◆ **What is expected**
Wherever the string "denk" appears in the listing, copy that line.

◆ **Information shown**
<<<<

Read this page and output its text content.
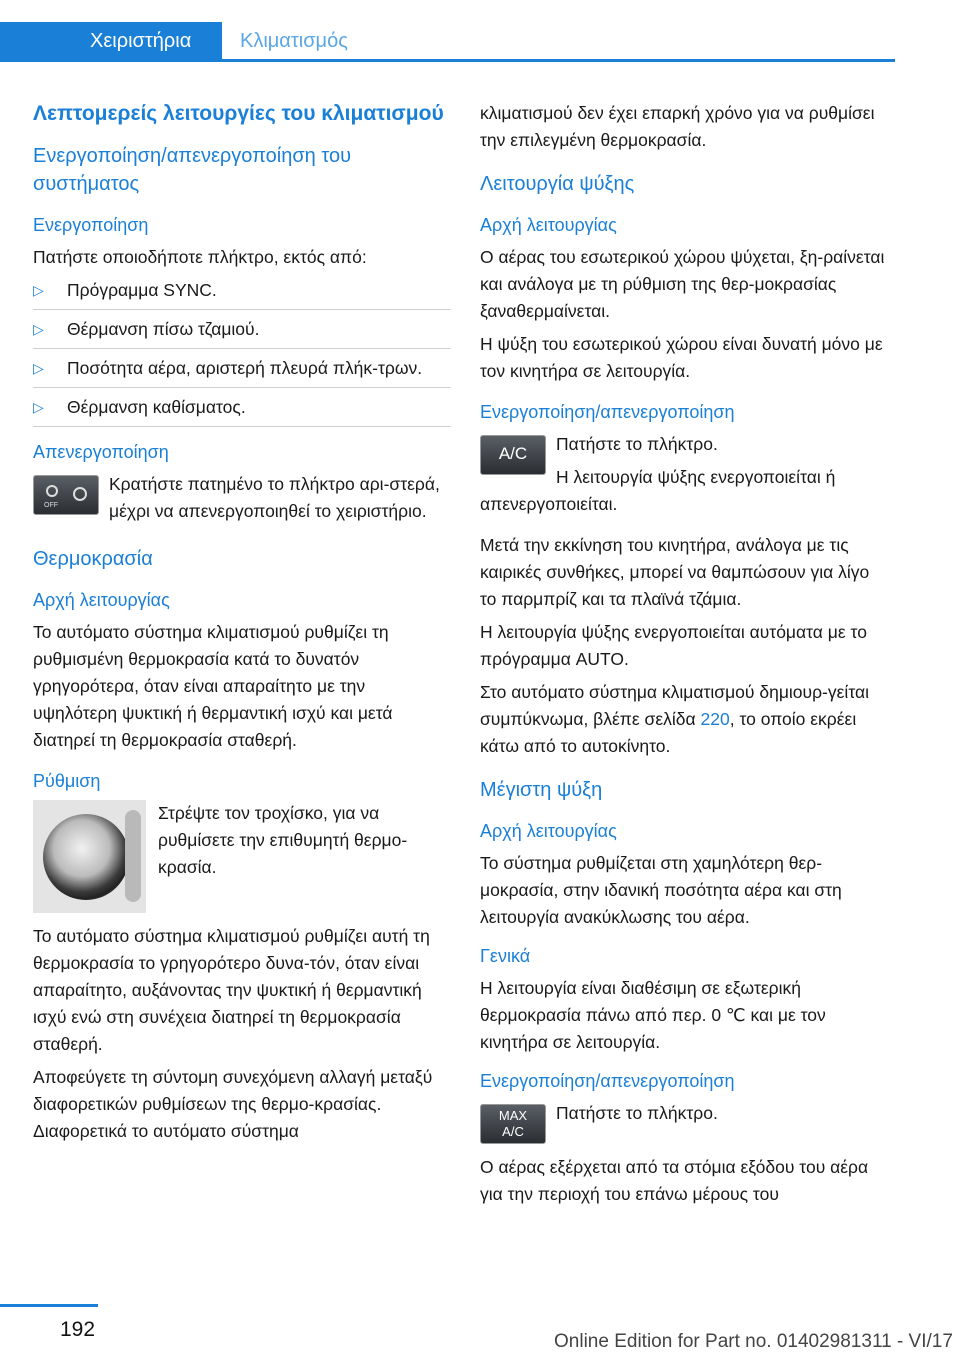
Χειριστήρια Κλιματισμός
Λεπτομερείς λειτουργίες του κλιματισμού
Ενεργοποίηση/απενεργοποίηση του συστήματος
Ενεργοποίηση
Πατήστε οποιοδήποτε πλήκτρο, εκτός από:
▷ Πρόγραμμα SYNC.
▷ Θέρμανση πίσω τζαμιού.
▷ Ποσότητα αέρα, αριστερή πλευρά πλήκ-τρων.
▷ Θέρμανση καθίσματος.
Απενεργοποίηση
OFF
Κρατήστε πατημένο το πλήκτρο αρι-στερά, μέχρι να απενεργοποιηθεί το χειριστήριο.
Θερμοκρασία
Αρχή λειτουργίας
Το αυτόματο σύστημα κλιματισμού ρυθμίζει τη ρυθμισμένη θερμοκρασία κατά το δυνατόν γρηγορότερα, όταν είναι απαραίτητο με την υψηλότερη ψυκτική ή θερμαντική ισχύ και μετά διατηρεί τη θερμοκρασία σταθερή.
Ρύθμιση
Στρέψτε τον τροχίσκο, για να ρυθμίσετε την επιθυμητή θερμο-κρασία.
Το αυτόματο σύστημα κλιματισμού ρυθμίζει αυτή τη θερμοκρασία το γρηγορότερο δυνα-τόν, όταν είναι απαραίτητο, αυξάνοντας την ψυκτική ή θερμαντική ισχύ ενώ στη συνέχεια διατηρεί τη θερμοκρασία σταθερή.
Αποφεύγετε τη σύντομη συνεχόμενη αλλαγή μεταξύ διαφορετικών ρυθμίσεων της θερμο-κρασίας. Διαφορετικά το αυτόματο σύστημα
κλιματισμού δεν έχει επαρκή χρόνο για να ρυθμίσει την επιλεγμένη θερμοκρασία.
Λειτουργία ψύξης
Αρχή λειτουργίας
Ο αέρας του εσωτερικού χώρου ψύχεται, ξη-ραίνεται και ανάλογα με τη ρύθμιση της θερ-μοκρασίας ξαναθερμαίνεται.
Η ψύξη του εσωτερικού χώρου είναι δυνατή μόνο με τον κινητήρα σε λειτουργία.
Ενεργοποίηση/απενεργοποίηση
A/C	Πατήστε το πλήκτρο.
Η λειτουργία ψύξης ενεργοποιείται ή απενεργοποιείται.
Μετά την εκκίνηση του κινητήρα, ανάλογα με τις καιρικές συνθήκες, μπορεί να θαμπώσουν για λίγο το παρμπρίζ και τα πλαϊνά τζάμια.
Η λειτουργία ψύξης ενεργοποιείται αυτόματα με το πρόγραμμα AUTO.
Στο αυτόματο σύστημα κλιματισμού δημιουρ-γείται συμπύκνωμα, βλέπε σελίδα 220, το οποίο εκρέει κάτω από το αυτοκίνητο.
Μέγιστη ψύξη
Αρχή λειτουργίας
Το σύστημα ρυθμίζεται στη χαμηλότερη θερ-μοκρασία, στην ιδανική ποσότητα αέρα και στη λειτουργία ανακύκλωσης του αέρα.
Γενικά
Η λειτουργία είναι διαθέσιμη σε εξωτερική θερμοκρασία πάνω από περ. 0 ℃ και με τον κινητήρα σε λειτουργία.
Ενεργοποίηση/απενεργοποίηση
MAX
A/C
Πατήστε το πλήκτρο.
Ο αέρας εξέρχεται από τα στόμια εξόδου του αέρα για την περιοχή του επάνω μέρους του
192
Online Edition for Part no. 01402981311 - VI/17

>>>>
<<<<

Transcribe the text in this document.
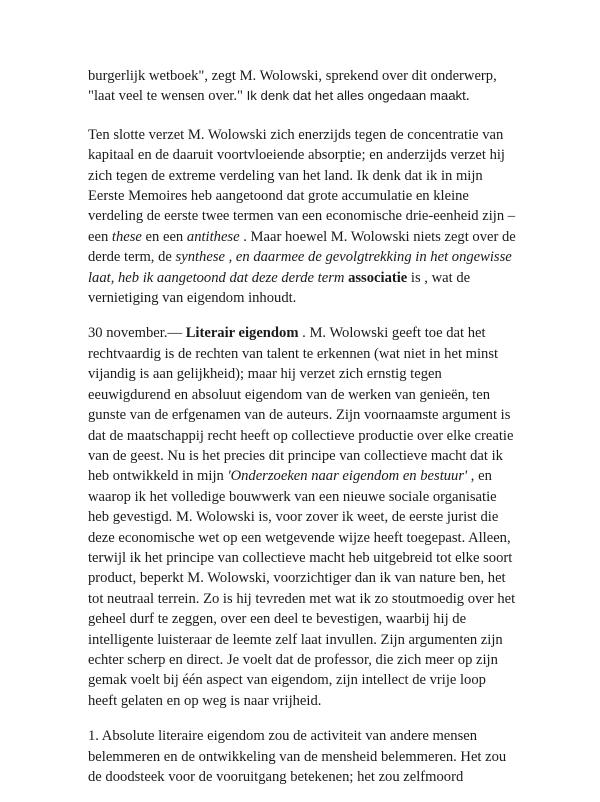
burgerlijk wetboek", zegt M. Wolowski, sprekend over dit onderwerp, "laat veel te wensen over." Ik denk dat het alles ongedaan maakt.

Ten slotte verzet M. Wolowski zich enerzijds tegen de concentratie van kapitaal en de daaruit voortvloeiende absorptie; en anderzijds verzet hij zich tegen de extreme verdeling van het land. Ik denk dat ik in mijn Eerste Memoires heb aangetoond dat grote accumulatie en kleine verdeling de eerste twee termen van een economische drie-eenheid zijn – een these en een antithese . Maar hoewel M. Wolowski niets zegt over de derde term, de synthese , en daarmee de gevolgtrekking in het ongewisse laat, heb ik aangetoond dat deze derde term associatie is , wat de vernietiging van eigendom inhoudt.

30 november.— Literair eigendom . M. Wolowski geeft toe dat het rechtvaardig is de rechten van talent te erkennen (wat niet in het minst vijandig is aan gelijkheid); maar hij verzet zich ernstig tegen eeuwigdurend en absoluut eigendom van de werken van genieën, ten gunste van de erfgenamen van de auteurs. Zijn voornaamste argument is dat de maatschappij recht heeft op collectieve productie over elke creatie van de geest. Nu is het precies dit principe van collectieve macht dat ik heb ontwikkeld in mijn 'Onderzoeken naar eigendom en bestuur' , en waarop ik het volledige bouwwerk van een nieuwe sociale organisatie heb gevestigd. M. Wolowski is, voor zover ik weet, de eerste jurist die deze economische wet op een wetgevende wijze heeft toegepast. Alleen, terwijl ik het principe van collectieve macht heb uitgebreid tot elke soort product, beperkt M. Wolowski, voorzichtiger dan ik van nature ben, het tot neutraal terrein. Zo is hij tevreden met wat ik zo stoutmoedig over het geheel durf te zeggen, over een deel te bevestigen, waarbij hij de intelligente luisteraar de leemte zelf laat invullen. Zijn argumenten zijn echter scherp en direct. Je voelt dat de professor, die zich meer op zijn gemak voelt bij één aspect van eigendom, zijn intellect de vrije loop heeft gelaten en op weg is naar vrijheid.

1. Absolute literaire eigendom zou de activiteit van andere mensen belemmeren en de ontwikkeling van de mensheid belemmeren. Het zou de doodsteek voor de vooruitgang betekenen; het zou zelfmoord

>>>>

◆ **Answer**
burgerlijk wetboek", zegt M. Wolowski, sprekend over dit onderwerp, "laat veel te wensen over." Ik denk dat het alles ongedaan maakt.
Ten slotte verzet M. Wolowski zich enerzijds tegen de concentratie van kapitaal en de daaruit voortvloeiende absorptie; en anderzijds verzet hij zich tegen de extreme verdeling van het land. Ik denk dat ik in mijn Eerste Memoires heb aangetoond dat grote accumulatie en kleine verdeling de eerste twee termen van een economische drie-eenheid zijn – een these en een antithese . Maar hoewel M. Wolowski niets zegt over de derde term, de synthese , en daarmee de gevolgtrekking in het ongewisse laat, heb ik aangetoond dat deze derde term associatie is , wat de vernietiging van eigendom inhoudt.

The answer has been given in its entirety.